説明

導電性コーティング剤

【課題】塩素を含まずに、表面抵抗値が極めて低く、難接着性プラスチックとの濡れ密着性、リコート性に優れた導電性コーティング剤、それを硬化させた導電性被膜、及びその形成方法を提供する。
【解決手段】導電性コーティング剤は、フルオロカーボン基含有不飽和マクロモノマーと(メタ)アクリル酸モノエステルモノマーとの共重合体、(メタ)アクリロイル基を有する単量体の繰返し単位と4級アンモニウム基を有する単量体の繰返し単位とを含有している導電性プレポリマー、及びエチレン基複数含有プレポリマーを含むものである。

【発明の詳細な説明】
【技術分野】
【0001】
本発明は、静電塗装のプライマーや帯電防止コーティング剤として、オレフィン樹脂等の低極性基材にコーティングを施して導電性を付与するための、硬化性組成物に関するものである。
【背景技術】
【0002】
低極性プラスチックであるオレフィン系基材は、自動車部品、建材、家電製品の部品などで汎用されている。一般的にこれらの製造ラインにおいて、損傷防止のための強度強化、また着色などの目的からオレフィン系基材に塗工による加工が施されている。
【0003】
たとえば、自動車の前後に取り付けられているバンパーは、ポリプロピレン(PP)やポリエチレン(PE)を材料として使用されており、帯電した塗料を利用した静電塗装で加工されたものである。静電塗装は、静電気力によって塗料が引き寄せられるため、対象物に効率よく付着させることが可能な方法である。
【0004】
この方法を用いてPPバンパーやPEバンパーに塗装する際に、表面加工の下処理として、低極性であり難接着性であるプラスチックとの濡れ密着性に優れ、導電性を有するプライマーが必要とされている。

* _作業指示_:
原文抜粋によると、自動車の前後に取り付けられているバンパーには、どのような材料が使われていますか。 資料はここでは使用しません。

* _要素配置データ_:
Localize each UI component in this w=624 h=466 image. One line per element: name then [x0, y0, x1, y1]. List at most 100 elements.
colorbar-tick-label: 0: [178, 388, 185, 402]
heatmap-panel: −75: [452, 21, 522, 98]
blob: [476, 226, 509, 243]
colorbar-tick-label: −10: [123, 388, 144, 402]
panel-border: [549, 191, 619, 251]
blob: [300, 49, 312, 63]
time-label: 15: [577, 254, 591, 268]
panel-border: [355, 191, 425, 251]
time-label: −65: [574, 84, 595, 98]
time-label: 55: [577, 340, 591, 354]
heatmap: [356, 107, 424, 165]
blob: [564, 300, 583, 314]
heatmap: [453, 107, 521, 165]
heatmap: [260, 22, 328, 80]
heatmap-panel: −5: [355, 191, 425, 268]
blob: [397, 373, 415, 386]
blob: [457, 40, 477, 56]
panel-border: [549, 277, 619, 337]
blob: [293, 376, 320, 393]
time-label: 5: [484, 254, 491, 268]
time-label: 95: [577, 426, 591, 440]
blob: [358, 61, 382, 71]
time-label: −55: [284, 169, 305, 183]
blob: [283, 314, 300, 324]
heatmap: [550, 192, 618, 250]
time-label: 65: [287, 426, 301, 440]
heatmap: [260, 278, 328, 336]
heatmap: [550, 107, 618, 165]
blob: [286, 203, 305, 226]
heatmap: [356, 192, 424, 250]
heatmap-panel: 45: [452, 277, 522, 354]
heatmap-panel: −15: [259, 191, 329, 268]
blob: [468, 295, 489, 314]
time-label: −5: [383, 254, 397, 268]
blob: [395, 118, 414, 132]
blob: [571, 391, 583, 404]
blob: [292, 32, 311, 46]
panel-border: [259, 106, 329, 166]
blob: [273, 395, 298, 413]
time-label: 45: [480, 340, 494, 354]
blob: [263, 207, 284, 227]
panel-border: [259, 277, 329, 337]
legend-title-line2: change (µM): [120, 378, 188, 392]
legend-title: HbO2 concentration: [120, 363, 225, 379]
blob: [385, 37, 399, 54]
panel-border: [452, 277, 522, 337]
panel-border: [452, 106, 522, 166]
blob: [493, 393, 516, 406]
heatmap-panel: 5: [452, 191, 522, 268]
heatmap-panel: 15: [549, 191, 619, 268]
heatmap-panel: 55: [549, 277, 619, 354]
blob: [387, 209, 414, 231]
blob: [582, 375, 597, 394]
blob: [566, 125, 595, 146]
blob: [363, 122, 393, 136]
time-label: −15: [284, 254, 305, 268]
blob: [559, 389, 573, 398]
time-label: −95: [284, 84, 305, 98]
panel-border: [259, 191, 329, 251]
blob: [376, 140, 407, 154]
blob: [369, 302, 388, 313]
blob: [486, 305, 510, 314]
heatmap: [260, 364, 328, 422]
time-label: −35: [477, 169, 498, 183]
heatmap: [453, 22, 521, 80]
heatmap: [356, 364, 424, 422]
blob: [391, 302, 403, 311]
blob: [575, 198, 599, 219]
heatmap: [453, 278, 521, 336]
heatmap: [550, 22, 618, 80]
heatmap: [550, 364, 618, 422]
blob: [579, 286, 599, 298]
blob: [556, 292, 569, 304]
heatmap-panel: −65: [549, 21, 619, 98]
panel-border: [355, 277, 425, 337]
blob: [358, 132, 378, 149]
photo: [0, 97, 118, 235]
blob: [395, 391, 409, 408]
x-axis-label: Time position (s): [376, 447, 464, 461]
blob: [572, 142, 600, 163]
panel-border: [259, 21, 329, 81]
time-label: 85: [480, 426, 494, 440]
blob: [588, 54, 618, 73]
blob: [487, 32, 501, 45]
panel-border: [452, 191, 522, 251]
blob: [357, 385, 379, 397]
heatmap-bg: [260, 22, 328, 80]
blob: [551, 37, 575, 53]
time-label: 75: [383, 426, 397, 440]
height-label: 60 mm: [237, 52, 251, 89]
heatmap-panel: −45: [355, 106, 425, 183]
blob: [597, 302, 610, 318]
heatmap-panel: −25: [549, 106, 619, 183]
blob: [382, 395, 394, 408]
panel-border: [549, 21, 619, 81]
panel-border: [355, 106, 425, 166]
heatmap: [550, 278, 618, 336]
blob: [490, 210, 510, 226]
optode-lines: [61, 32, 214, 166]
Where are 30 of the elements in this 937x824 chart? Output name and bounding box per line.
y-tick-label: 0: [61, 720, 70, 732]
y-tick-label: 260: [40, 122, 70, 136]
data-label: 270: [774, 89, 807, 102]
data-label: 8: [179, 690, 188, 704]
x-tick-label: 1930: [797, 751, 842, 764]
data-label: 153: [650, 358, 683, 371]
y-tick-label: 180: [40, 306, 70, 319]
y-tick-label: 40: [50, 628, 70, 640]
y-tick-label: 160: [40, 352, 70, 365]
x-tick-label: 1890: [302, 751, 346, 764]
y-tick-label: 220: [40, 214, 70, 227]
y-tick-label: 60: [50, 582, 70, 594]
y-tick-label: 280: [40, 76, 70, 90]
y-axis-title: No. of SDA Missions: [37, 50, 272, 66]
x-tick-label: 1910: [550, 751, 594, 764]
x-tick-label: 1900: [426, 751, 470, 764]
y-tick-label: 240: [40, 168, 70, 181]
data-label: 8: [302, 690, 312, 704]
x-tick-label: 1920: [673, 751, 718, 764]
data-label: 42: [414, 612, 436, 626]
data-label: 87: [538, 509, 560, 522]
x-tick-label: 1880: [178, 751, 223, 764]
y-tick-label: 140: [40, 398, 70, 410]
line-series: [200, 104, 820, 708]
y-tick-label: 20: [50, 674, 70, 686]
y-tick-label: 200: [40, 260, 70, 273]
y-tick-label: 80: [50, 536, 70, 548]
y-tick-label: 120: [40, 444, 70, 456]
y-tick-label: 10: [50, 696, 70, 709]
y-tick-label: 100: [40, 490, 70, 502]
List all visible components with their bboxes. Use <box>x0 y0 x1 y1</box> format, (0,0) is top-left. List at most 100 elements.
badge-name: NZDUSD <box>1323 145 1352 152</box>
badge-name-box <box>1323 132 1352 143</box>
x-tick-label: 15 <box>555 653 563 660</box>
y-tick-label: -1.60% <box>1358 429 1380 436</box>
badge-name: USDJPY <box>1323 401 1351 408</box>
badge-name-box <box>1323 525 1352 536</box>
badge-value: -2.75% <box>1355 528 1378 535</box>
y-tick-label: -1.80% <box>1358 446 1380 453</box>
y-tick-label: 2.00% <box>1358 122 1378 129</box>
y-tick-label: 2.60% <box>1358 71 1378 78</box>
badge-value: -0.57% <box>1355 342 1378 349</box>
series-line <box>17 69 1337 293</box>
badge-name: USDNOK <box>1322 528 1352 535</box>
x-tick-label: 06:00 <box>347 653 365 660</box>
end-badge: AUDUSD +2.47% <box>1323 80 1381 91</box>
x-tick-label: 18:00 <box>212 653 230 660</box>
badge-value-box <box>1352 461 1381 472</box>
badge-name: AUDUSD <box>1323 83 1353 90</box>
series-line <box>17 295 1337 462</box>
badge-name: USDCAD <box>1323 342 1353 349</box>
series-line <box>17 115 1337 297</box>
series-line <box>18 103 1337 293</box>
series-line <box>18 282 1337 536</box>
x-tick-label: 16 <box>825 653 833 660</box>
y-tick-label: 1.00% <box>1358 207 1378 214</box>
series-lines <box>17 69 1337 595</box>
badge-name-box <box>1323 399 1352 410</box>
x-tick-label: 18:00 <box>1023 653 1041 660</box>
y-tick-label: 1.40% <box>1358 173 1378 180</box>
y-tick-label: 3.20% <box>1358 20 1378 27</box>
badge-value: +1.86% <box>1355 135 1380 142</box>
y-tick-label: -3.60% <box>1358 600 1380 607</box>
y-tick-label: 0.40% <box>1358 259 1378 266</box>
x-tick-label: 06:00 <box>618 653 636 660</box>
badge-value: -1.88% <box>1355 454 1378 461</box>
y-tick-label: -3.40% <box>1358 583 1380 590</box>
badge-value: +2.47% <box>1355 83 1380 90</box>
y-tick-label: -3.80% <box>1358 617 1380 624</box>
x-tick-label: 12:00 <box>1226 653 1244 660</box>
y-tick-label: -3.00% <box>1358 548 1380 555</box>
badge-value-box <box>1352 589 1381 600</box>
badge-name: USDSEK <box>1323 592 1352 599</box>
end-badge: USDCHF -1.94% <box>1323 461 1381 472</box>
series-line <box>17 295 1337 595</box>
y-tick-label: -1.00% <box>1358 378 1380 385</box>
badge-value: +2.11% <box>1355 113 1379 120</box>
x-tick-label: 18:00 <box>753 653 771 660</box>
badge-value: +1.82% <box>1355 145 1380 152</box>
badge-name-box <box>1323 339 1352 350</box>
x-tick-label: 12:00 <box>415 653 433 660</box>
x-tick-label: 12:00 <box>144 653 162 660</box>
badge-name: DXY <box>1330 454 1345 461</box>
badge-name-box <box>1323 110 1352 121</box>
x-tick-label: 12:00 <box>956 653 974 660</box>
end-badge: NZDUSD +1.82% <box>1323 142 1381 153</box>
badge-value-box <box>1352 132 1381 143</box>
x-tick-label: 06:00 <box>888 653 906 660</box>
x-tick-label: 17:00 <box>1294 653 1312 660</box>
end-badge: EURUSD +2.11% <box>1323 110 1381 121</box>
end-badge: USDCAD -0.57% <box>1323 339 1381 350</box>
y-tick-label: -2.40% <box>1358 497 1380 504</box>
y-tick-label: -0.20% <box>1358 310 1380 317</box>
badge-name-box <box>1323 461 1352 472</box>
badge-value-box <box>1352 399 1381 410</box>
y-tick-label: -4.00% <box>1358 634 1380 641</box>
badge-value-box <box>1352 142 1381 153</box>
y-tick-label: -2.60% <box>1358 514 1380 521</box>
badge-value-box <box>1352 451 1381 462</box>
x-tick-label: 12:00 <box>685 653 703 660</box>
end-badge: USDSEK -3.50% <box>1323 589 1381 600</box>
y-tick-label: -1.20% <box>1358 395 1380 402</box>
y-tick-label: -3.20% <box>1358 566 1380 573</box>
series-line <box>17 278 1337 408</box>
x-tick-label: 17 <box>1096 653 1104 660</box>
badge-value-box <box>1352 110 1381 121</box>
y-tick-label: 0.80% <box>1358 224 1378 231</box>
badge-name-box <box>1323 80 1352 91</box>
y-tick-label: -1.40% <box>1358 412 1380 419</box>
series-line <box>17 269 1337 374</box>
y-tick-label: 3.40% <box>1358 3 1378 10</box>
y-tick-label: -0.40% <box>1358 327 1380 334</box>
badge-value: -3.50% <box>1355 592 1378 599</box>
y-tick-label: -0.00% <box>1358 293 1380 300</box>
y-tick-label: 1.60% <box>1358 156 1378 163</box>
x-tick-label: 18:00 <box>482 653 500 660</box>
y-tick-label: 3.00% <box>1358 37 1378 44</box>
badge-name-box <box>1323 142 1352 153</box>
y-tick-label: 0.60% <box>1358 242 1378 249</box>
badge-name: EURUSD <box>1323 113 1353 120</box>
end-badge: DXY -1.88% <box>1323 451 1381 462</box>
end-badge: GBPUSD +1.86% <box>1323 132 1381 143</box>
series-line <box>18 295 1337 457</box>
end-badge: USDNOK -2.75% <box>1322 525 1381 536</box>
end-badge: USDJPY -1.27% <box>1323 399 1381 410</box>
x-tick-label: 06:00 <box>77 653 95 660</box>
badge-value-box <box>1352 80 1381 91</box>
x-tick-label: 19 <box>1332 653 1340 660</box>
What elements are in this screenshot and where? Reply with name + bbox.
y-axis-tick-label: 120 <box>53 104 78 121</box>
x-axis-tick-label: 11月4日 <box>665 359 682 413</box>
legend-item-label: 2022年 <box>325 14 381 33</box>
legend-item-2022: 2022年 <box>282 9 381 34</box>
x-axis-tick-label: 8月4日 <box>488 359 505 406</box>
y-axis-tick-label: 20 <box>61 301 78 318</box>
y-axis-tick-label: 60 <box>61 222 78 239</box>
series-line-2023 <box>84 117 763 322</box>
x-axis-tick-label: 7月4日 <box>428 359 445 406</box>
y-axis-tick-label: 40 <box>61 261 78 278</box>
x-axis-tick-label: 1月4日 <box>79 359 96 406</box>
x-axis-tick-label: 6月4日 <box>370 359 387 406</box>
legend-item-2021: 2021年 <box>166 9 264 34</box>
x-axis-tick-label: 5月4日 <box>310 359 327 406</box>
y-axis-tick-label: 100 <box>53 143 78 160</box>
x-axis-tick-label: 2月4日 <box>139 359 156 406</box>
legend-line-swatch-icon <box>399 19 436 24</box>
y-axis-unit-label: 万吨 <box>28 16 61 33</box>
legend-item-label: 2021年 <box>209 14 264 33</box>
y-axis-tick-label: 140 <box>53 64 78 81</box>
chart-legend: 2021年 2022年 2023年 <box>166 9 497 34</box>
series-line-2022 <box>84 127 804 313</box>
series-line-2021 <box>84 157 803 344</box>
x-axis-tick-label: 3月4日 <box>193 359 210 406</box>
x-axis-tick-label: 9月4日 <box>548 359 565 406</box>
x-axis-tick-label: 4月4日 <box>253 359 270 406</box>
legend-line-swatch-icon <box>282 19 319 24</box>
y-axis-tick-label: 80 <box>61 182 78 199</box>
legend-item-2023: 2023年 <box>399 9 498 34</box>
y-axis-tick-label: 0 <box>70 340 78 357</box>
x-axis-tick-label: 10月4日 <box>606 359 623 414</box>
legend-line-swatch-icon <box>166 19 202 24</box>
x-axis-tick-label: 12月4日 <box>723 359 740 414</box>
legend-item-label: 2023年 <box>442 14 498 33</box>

* _結果_:
ポリプロピレン(PP)やポリエチレン(PE)が使われています。